* SOURCE EXTRACT:
►
Giorgio Vasari’s Lives of the Most Excellent Painters, Sculptors, and Architects (1550) is the textbook reference for any art history student. It tells anecdotes (some invented, some true) relating to most – primarily Florentine – Renaissance artists. What has Vasari got to do with a talented snowboarder like Xavier de le Rue, Freeride World Tour Champion, X-Games Border Cross and Snowboard Cross Champion, winner of the Verbier Extreme (to name but a few exploits)? Actually, more than you’d think.
“Personnage atypique, un peu reveur”, “Combining the essential love of exploration with the philosophical outlook that French sportsmen and artists so often embody”, Xavier is all this and more. Easy-going, with a cheerful soul and really modest, despite all the things he has achieved, talking to him becomes an enjoyable chat. In Courmayeur for some powder, I caught up with him.
Xavier, are you a dreamer and an artist, as you come across in the film Lives of the Artists? (http://www.youtube.com/watch?v=ohFcQ1dOE38)
Well, so it would seem! That was an interesting interview, we really delved into the themes surrounding my interests, my activities and my life as a snowboarder.
In this film and in White Noise (https://vimeo.com/54230904) you talk about the rational side and the emotional side when tackling a difficult run. Can you explain?
◄
* RECORDS:
►
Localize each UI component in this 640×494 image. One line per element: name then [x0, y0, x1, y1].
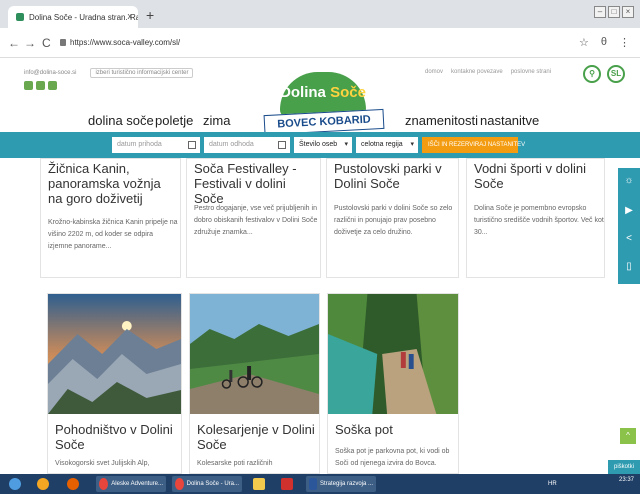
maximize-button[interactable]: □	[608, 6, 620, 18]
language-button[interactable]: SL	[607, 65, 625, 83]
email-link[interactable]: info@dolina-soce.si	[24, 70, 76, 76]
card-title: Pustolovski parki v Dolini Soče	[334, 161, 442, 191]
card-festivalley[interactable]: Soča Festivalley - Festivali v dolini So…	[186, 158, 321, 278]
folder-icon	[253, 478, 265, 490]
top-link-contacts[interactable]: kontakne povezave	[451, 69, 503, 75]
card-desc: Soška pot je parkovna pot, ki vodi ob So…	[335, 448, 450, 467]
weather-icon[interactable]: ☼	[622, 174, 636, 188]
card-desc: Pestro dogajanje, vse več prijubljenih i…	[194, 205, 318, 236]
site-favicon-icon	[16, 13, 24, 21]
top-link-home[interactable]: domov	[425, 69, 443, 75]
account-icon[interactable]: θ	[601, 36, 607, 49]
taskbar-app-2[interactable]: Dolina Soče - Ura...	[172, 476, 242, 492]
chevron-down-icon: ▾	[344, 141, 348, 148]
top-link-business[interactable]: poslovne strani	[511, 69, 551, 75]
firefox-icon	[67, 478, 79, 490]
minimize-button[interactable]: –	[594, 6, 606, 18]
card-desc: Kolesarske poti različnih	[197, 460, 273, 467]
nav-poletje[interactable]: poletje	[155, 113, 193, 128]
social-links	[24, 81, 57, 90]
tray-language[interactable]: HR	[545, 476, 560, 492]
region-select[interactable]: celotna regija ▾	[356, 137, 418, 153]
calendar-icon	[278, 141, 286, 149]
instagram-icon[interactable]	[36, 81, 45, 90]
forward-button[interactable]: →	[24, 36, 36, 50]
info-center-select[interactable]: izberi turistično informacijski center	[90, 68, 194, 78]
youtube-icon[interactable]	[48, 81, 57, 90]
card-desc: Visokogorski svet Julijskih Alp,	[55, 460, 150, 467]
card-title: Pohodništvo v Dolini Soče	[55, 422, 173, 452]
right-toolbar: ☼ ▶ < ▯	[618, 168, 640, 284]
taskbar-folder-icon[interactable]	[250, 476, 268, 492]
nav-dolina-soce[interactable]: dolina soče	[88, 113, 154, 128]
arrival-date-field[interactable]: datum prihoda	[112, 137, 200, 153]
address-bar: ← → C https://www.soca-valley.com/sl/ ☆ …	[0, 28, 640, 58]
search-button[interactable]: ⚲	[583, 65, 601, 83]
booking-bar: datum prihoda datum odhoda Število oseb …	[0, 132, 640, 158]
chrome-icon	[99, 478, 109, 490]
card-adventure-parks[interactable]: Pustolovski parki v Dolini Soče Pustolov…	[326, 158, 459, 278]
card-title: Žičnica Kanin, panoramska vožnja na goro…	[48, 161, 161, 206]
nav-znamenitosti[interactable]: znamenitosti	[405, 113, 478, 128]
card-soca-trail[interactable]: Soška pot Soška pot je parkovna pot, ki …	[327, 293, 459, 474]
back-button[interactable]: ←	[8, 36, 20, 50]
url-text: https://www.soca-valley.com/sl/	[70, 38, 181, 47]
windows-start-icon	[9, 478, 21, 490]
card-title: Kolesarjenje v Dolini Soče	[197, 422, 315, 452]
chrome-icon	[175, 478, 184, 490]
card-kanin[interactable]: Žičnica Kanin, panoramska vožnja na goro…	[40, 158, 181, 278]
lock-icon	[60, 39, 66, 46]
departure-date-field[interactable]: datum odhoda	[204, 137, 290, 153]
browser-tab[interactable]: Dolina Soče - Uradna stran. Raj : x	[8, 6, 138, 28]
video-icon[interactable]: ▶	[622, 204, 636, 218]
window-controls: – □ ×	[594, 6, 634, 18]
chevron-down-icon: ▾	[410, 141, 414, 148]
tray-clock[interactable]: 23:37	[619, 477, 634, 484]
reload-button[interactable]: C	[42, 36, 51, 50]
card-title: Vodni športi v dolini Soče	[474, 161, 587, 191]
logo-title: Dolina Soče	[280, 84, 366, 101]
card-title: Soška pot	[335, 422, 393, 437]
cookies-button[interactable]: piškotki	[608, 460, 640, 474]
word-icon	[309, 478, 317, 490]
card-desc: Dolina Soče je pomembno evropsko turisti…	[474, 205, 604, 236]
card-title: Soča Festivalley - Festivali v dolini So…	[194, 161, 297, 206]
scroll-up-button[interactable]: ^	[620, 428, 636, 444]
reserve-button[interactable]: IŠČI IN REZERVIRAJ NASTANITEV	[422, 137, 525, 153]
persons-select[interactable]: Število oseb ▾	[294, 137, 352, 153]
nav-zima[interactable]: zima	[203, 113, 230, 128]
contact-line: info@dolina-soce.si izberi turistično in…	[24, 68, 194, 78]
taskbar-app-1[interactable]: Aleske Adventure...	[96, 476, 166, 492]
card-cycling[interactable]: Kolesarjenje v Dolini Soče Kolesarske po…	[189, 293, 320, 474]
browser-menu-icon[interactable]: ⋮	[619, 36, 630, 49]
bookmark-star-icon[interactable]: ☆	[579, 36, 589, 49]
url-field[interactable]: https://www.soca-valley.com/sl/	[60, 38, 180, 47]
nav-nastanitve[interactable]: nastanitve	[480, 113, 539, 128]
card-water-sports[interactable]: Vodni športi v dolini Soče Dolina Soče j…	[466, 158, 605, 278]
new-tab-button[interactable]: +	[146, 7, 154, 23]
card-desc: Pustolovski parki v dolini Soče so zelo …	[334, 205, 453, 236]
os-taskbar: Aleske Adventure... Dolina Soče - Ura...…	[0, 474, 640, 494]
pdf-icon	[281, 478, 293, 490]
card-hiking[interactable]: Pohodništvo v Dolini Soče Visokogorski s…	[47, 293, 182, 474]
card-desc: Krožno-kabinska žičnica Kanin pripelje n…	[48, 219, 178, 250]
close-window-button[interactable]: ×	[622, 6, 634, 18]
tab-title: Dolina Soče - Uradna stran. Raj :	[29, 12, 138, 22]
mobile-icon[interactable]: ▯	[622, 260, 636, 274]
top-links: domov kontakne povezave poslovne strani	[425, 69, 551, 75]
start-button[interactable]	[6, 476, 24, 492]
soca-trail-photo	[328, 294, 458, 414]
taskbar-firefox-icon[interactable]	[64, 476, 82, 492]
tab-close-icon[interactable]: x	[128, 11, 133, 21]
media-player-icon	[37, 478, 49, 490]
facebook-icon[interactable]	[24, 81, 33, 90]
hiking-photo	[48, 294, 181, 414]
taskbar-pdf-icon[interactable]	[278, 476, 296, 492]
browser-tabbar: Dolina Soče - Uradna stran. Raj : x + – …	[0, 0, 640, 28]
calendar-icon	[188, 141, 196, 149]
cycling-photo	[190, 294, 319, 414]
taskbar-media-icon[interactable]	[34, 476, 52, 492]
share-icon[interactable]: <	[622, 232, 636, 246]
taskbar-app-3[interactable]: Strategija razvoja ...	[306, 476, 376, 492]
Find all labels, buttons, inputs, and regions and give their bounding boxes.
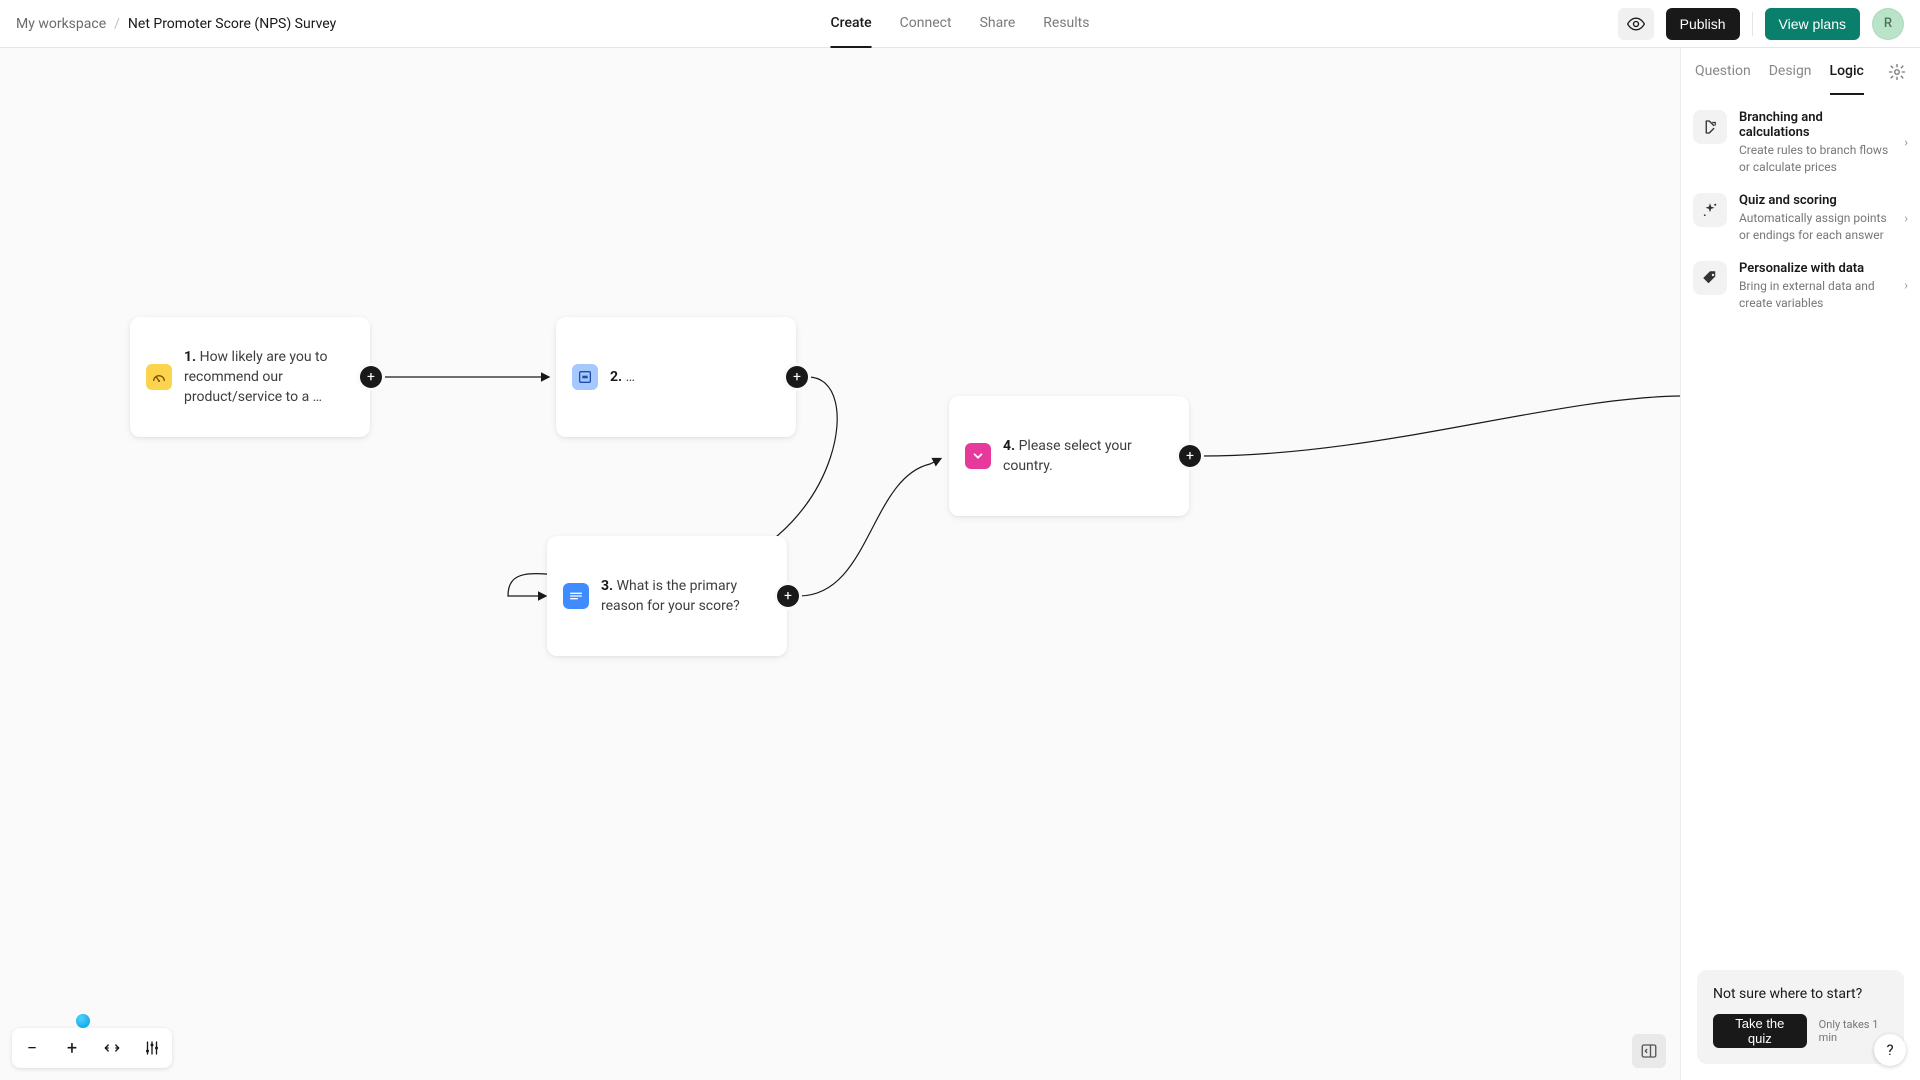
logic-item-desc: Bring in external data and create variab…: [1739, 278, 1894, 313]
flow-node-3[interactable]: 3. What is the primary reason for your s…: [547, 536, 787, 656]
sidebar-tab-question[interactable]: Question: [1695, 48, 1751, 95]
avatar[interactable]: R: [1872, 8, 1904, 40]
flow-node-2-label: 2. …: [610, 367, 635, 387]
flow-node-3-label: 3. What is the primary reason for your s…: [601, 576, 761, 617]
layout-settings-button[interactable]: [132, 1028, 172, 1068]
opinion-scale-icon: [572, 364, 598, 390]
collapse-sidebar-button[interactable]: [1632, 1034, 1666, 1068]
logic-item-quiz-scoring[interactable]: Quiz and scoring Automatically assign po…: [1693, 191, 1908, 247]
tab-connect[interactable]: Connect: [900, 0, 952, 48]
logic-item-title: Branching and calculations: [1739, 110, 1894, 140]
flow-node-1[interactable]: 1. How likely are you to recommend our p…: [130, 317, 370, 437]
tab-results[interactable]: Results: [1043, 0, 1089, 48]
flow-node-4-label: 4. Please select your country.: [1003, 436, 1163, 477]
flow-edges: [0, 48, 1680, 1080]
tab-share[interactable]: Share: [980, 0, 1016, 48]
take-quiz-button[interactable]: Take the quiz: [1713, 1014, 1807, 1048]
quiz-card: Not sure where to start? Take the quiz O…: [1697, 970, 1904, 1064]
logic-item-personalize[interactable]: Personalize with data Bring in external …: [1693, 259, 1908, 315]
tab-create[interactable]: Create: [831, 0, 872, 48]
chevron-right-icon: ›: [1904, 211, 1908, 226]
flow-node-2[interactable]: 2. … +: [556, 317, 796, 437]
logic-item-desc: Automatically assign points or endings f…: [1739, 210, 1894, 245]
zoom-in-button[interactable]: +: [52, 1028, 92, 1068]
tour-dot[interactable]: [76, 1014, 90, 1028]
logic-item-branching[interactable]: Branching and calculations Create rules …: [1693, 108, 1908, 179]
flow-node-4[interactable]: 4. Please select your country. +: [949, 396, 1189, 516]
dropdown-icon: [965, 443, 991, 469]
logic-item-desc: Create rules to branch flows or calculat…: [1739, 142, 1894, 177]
◄
* WHAT IS EXPECTED:
Translate this sentence from the snowboarder interview into Spanish: "Giorgio Vasari's Lives of the Most Excellent Painters, Sculptors, and Architects (1550) is the textbook reference for any art history student."

* SOLUTION TO THIS TASK:
Las vidas de los más excelentes pintores, escultores y arquitectos (1550), de Giorgio Vasari, es la obra de referencia por excelencia para cualquier estudiante de historia del arte.